<<<<

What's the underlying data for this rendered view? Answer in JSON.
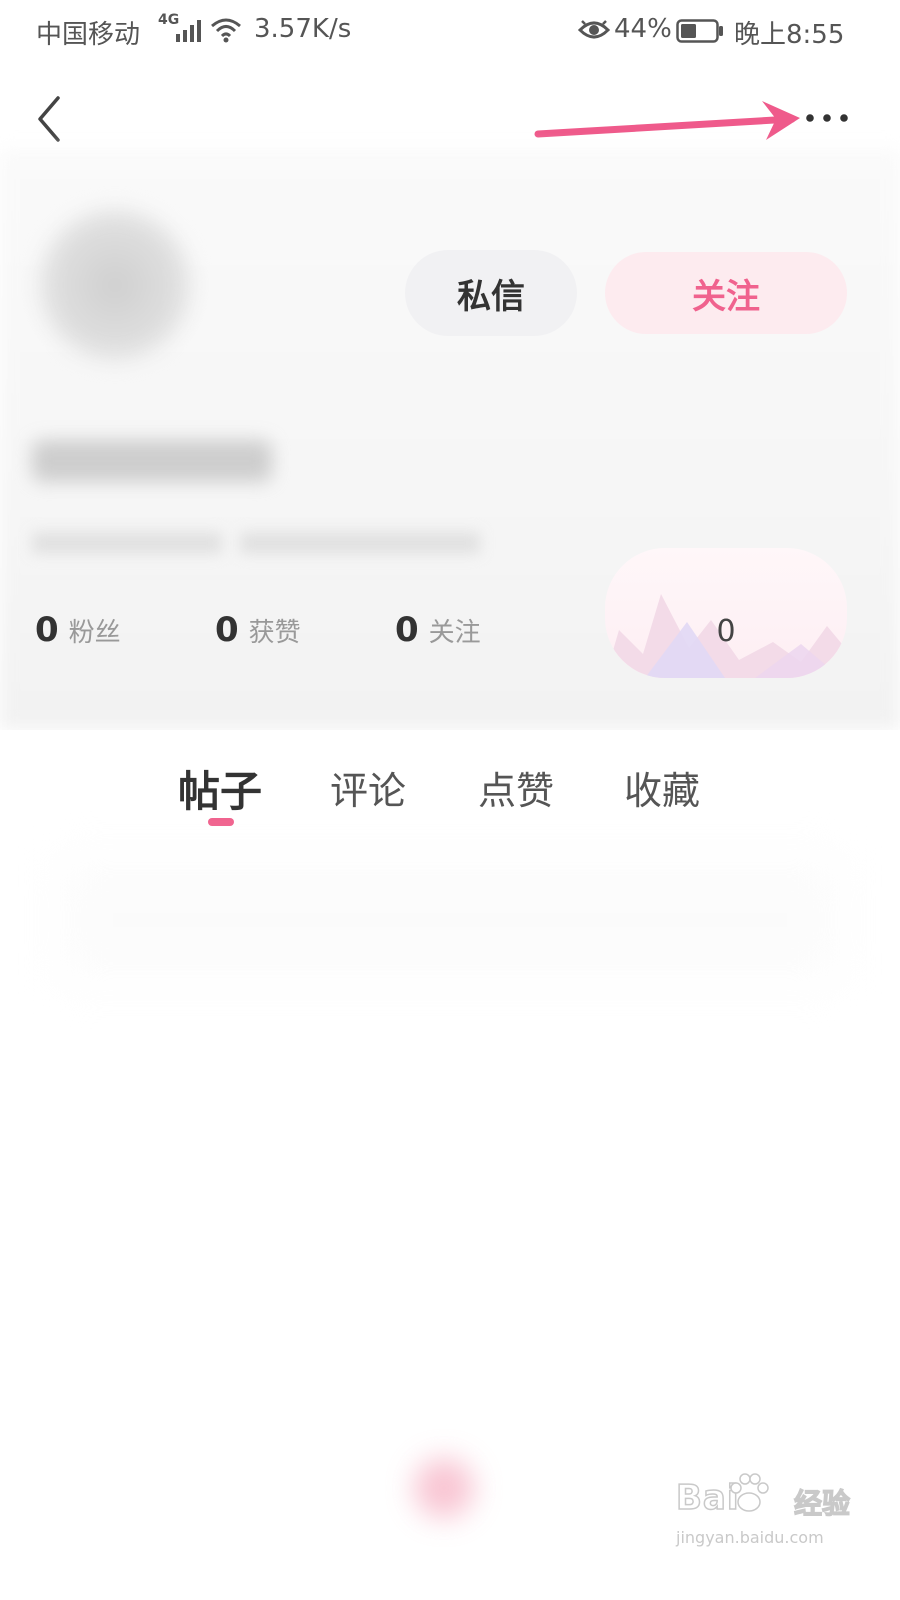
{
  "status_bar": {
    "carrier": "中国移动",
    "network": "4G",
    "speed": "3.57K/s",
    "battery_percent": "44%",
    "battery_level": 0.44,
    "time": "晚上8:55"
  },
  "nav": {
    "back_icon": "chevron-left-icon",
    "more_icon": "more-horizontal-icon"
  },
  "annotation": {
    "color": "#ef5a8b"
  },
  "profile": {
    "message_label": "私信",
    "follow_label": "关注",
    "stats": [
      {
        "value": "0",
        "label": "粉丝"
      },
      {
        "value": "0",
        "label": "获赞"
      },
      {
        "value": "0",
        "label": "关注"
      }
    ],
    "level_value": "0"
  },
  "tabs": [
    {
      "label": "帖子",
      "active": true
    },
    {
      "label": "评论",
      "active": false
    },
    {
      "label": "点赞",
      "active": false
    },
    {
      "label": "收藏",
      "active": false
    }
  ],
  "watermark": {
    "brand": "Bai",
    "brand_cn": "经验",
    "url": "jingyan.baidu.com"
  },
  "colors": {
    "accent": "#f0628e",
    "follow_bg": "#fdebef",
    "message_bg": "#f1f1f3"
  }
}
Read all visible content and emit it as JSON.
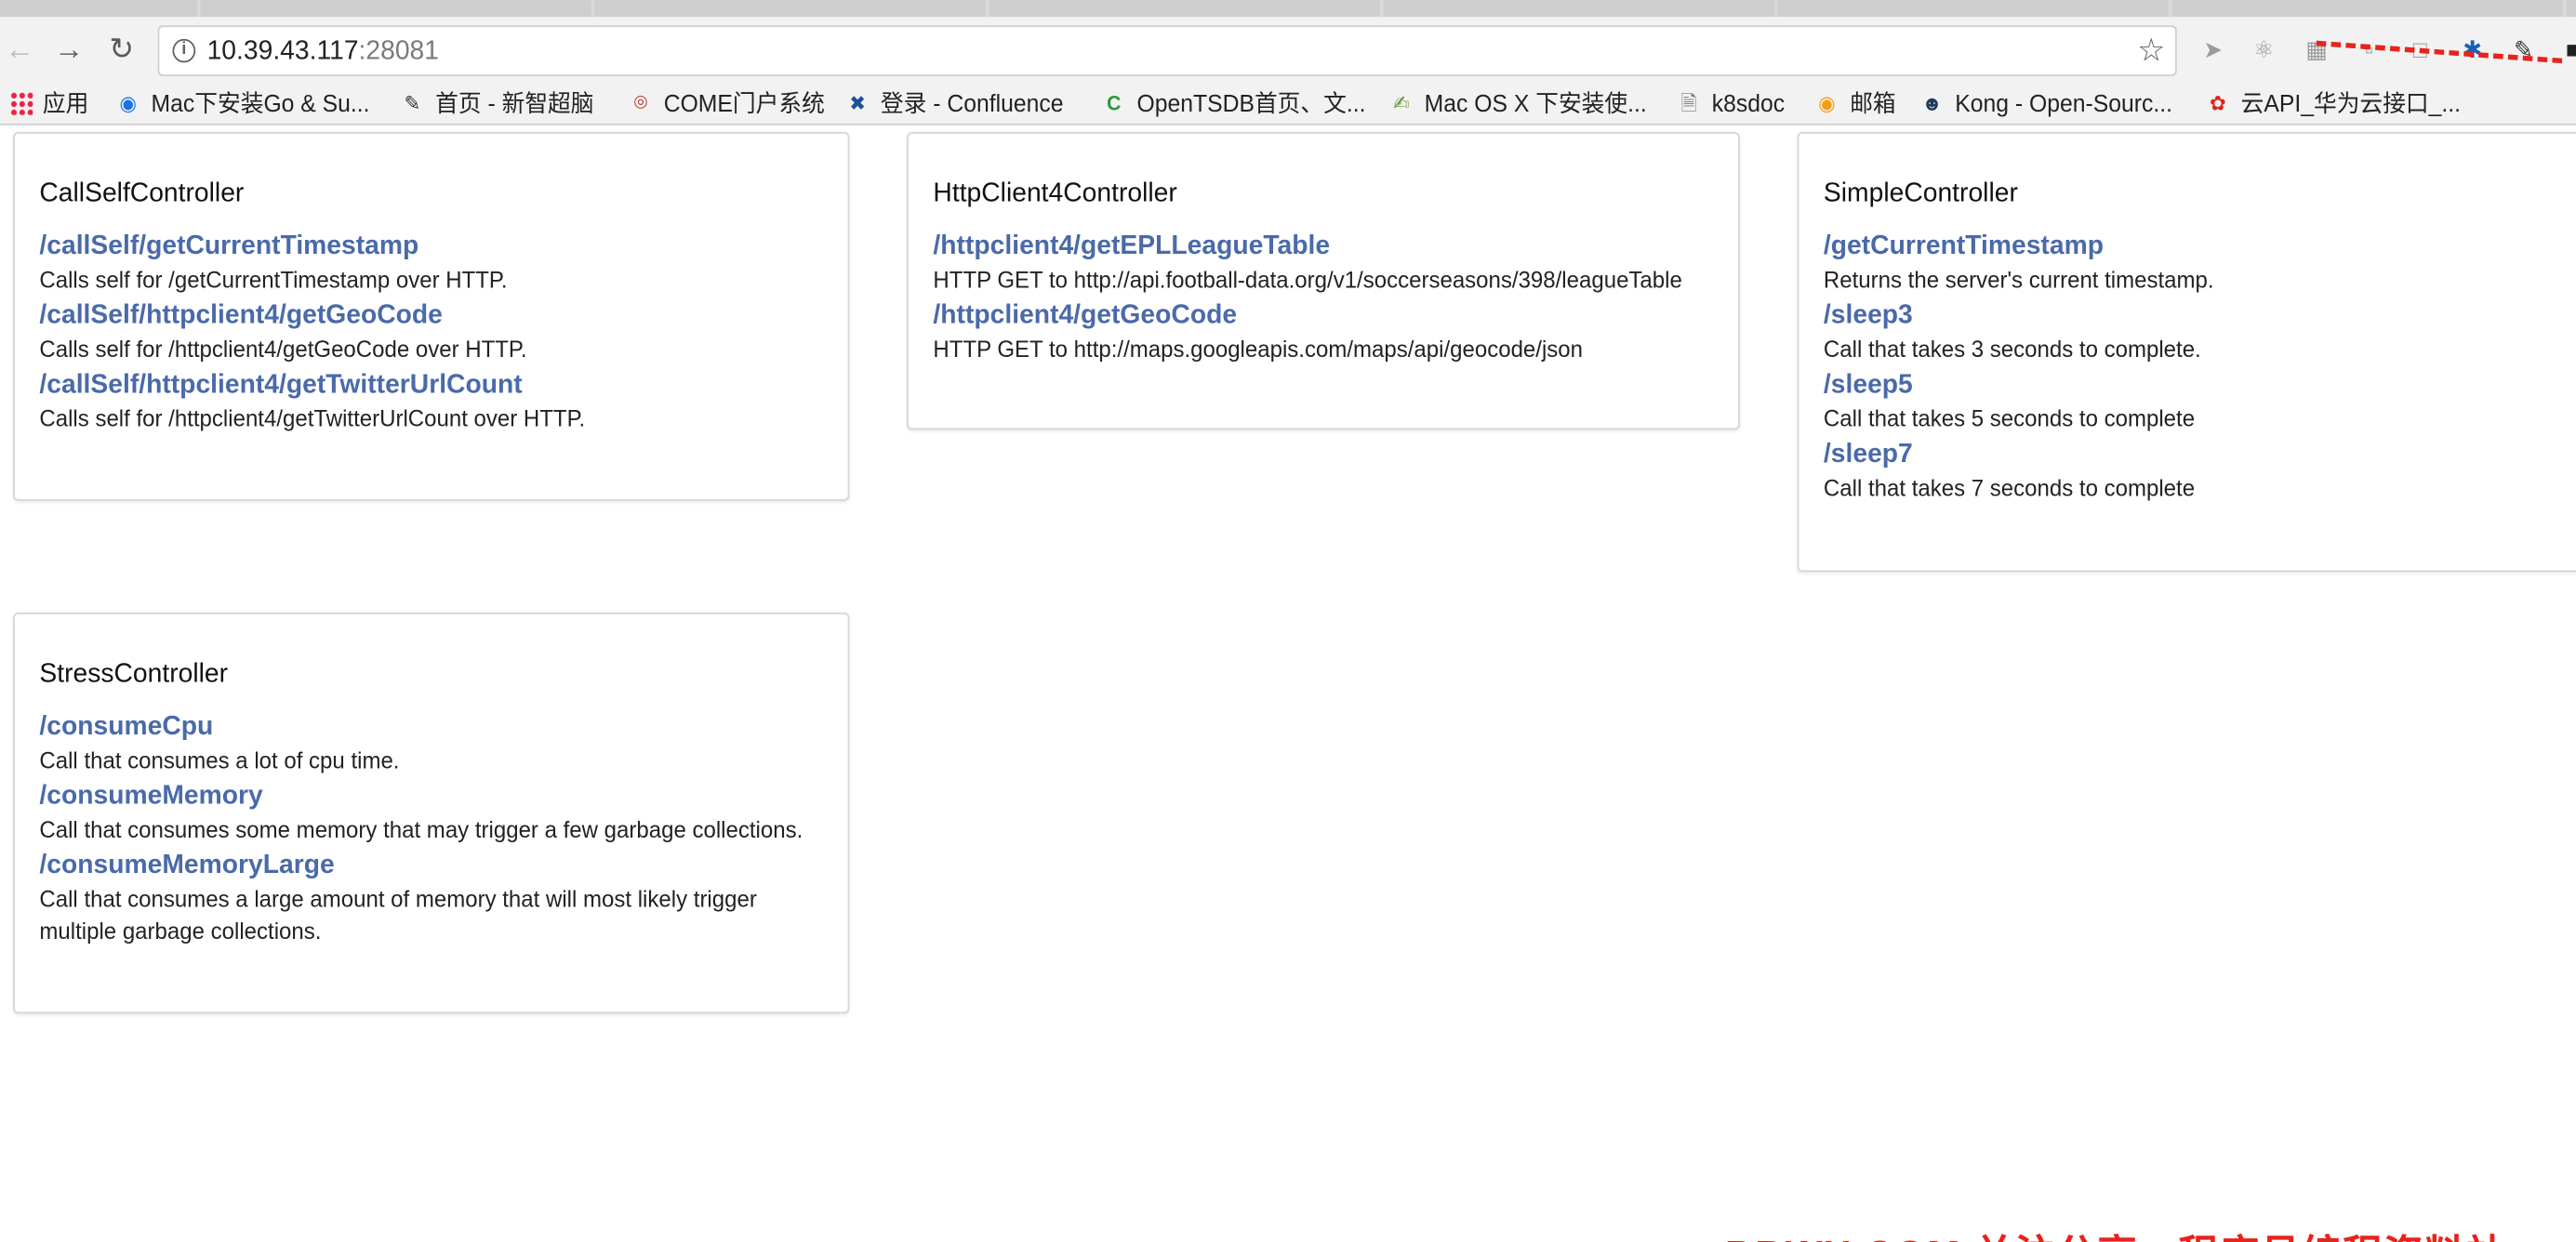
{
  "browser": {
    "url_host": "10.39.43.117",
    "url_port": ":28081",
    "bookmarks": [
      {
        "label": "应用",
        "icon": "apps-grid-icon"
      },
      {
        "label": "Mac下安装Go & Su...",
        "icon": "c-logo-icon"
      },
      {
        "label": "首页 - 新智超脑",
        "icon": "edit-icon"
      },
      {
        "label": "COME门户系统",
        "icon": "globe-icon"
      },
      {
        "label": "登录 - Confluence",
        "icon": "confluence-icon"
      },
      {
        "label": "OpenTSDB首页、文...",
        "icon": "c-green-icon"
      },
      {
        "label": "Mac OS X 下安装使...",
        "icon": "notepad-icon"
      },
      {
        "label": "k8sdoc",
        "icon": "file-icon"
      },
      {
        "label": "邮箱",
        "icon": "mail-icon"
      },
      {
        "label": "Kong - Open-Sourc...",
        "icon": "kong-icon"
      },
      {
        "label": "云API_华为云接口_...",
        "icon": "huawei-icon"
      }
    ]
  },
  "controllers": {
    "callself": {
      "title": "CallSelfController",
      "endpoints": [
        {
          "path": "/callSelf/getCurrentTimestamp",
          "desc": "Calls self for /getCurrentTimestamp over HTTP."
        },
        {
          "path": "/callSelf/httpclient4/getGeoCode",
          "desc": "Calls self for /httpclient4/getGeoCode over HTTP."
        },
        {
          "path": "/callSelf/httpclient4/getTwitterUrlCount",
          "desc": "Calls self for /httpclient4/getTwitterUrlCount over HTTP."
        }
      ]
    },
    "httpclient": {
      "title": "HttpClient4Controller",
      "endpoints": [
        {
          "path": "/httpclient4/getEPLLeagueTable",
          "desc": "HTTP GET to http://api.football-data.org/v1/soccerseasons/398/leagueTable"
        },
        {
          "path": "/httpclient4/getGeoCode",
          "desc": "HTTP GET to http://maps.googleapis.com/maps/api/geocode/json"
        }
      ]
    },
    "simple": {
      "title": "SimpleController",
      "endpoints": [
        {
          "path": "/getCurrentTimestamp",
          "desc": "Returns the server's current timestamp."
        },
        {
          "path": "/sleep3",
          "desc": "Call that takes 3 seconds to complete."
        },
        {
          "path": "/sleep5",
          "desc": "Call that takes 5 seconds to complete"
        },
        {
          "path": "/sleep7",
          "desc": "Call that takes 7 seconds to complete"
        }
      ]
    },
    "stress": {
      "title": "StressController",
      "endpoints": [
        {
          "path": "/consumeCpu",
          "desc": "Call that consumes a lot of cpu time."
        },
        {
          "path": "/consumeMemory",
          "desc": "Call that consumes some memory that may trigger a few garbage collections."
        },
        {
          "path": "/consumeMemoryLarge",
          "desc": "Call that consumes a large amount of memory that will most likely trigger multiple garbage collections."
        }
      ]
    }
  },
  "colors": {
    "link": "#4a6aa9",
    "watermark": "#e8231b"
  },
  "watermark_text": "BBWX.COM 关注分享 · 程序员编程资料站"
}
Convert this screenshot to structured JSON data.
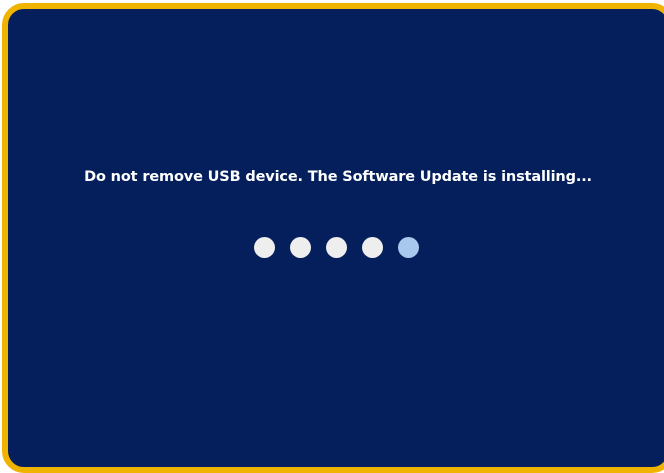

>>>>

• _OBJECTIVE_:
Ignore the images and quote every line of the listing exactly.

• _COMPLETED EXERCISE_:
What's the underlying data for this rendered view? Answer in JSON.
{
  "status_bar": {
    "carrier": "中国移动",
    "network": "4G",
    "speed": "3.57K/s",
    "battery_percent": "44%",
    "battery_level": 0.44,
    "time": "晚上8:55"
  },
  "nav": {
    "back_icon": "chevron-left-icon",
    "more_icon": "more-horizontal-icon"
  },
  "annotation": {
    "color": "#ef5a8b"
  },
  "profile": {
    "message_label": "私信",
    "follow_label": "关注",
    "stats": [
      {
        "value": "0",
        "label": "粉丝"
      },
      {
        "value": "0",
        "label": "获赞"
      },
      {
        "value": "0",
        "label": "关注"
      }
    ],
    "level_value": "0"
  },
  "tabs": [
    {
      "label": "帖子",
      "active": true
    },
    {
      "label": "评论",
      "active": false
    },
    {
      "label": "点赞",
      "active": false
    },
    {
      "label": "收藏",
      "active": false
    }
  ],
  "watermark": {
    "brand": "Bai",
    "brand_cn": "经验",
    "url": "jingyan.baidu.com"
  },
  "colors": {
    "accent": "#f0628e",
    "follow_bg": "#fdebef",
    "message_bg": "#f1f1f3"
  }
}
Read all visible content and emit it as JSON.
{
  "browser": {
    "url_host": "10.39.43.117",
    "url_port": ":28081",
    "bookmarks": [
      {
        "label": "应用",
        "icon": "apps-grid-icon"
      },
      {
        "label": "Mac下安装Go & Su...",
        "icon": "c-logo-icon"
      },
      {
        "label": "首页 - 新智超脑",
        "icon": "edit-icon"
      },
      {
        "label": "COME门户系统",
        "icon": "globe-icon"
      },
      {
        "label": "登录 - Confluence",
        "icon": "confluence-icon"
      },
      {
        "label": "OpenTSDB首页、文...",
        "icon": "c-green-icon"
      },
      {
        "label": "Mac OS X 下安装使...",
        "icon": "notepad-icon"
      },
      {
        "label": "k8sdoc",
        "icon": "file-icon"
      },
      {
        "label": "邮箱",
        "icon": "mail-icon"
      },
      {
        "label": "Kong - Open-Sourc...",
        "icon": "kong-icon"
      },
      {
        "label": "云API_华为云接口_...",
        "icon": "huawei-icon"
      }
    ]
  },
  "controllers": {
    "callself": {
      "title": "CallSelfController",
      "endpoints": [
        {
          "path": "/callSelf/getCurrentTimestamp",
          "desc": "Calls self for /getCurrentTimestamp over HTTP."
        },
        {
          "path": "/callSelf/httpclient4/getGeoCode",
          "desc": "Calls self for /httpclient4/getGeoCode over HTTP."
        },
        {
          "path": "/callSelf/httpclient4/getTwitterUrlCount",
          "desc": "Calls self for /httpclient4/getTwitterUrlCount over HTTP."
        }
      ]
    },
    "httpclient": {
      "title": "HttpClient4Controller",
      "endpoints": [
        {
          "path": "/httpclient4/getEPLLeagueTable",
          "desc": "HTTP GET to http://api.football-data.org/v1/soccerseasons/398/leagueTable"
        },
        {
          "path": "/httpclient4/getGeoCode",
          "desc": "HTTP GET to http://maps.googleapis.com/maps/api/geocode/json"
        }
      ]
    },
    "simple": {
      "title": "SimpleController",
      "endpoints": [
        {
          "path": "/getCurrentTimestamp",
          "desc": "Returns the server's current timestamp."
        },
        {
          "path": "/sleep3",
          "desc": "Call that takes 3 seconds to complete."
        },
        {
          "path": "/sleep5",
          "desc": "Call that takes 5 seconds to complete"
        },
        {
          "path": "/sleep7",
          "desc": "Call that takes 7 seconds to complete"
        }
      ]
    },
    "stress": {
      "title": "StressController",
      "endpoints": [
        {
          "path": "/consumeCpu",
          "desc": "Call that consumes a lot of cpu time."
        },
        {
          "path": "/consumeMemory",
          "desc": "Call that consumes some memory that may trigger a few garbage collections."
        },
        {
          "path": "/consumeMemoryLarge",
          "desc": "Call that consumes a large amount of memory that will most likely trigger multiple garbage collections."
        }
      ]
    }
  },
  "colors": {
    "link": "#4a6aa9",
    "watermark": "#e8231b"
  },
  "watermark_text": "BBWX.COM 关注分享 · 程序员编程资料站"
}
Convert this screenshot to structured JSON data.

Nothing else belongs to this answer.